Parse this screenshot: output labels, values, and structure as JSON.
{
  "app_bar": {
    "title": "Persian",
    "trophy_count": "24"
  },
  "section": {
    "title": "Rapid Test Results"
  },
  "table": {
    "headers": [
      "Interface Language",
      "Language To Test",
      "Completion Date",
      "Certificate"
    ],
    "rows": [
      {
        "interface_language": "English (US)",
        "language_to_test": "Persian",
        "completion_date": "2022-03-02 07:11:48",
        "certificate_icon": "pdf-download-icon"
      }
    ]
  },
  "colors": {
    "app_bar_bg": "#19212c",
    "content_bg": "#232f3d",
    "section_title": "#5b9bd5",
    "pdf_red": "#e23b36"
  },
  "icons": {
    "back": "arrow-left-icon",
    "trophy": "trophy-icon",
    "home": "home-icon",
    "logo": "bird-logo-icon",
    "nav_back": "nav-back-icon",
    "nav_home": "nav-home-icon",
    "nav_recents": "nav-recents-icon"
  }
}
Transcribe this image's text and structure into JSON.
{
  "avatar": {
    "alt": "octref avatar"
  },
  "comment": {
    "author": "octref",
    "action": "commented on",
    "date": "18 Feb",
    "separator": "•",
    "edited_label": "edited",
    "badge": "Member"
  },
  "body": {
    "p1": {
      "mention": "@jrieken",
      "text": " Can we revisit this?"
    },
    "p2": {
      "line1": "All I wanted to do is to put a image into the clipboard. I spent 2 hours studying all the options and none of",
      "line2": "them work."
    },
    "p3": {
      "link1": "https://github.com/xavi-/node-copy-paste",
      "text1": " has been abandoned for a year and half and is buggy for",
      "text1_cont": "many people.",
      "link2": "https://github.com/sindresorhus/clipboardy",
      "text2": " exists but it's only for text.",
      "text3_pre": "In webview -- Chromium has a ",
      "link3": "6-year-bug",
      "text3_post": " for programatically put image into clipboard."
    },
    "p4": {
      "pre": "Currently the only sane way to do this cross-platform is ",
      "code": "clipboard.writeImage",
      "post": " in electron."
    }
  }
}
**********
## [Set exercise]
Collect every line with the string "into" from the records, and copy each.

## [Final result]
Transcribe this image's text and structure into JSON.
      "line1": "All I wanted to do is to put a image into the clipboard. I spent 2 hours studying all the options and none of",
      "text3_post": " for programatically put image into clipboard."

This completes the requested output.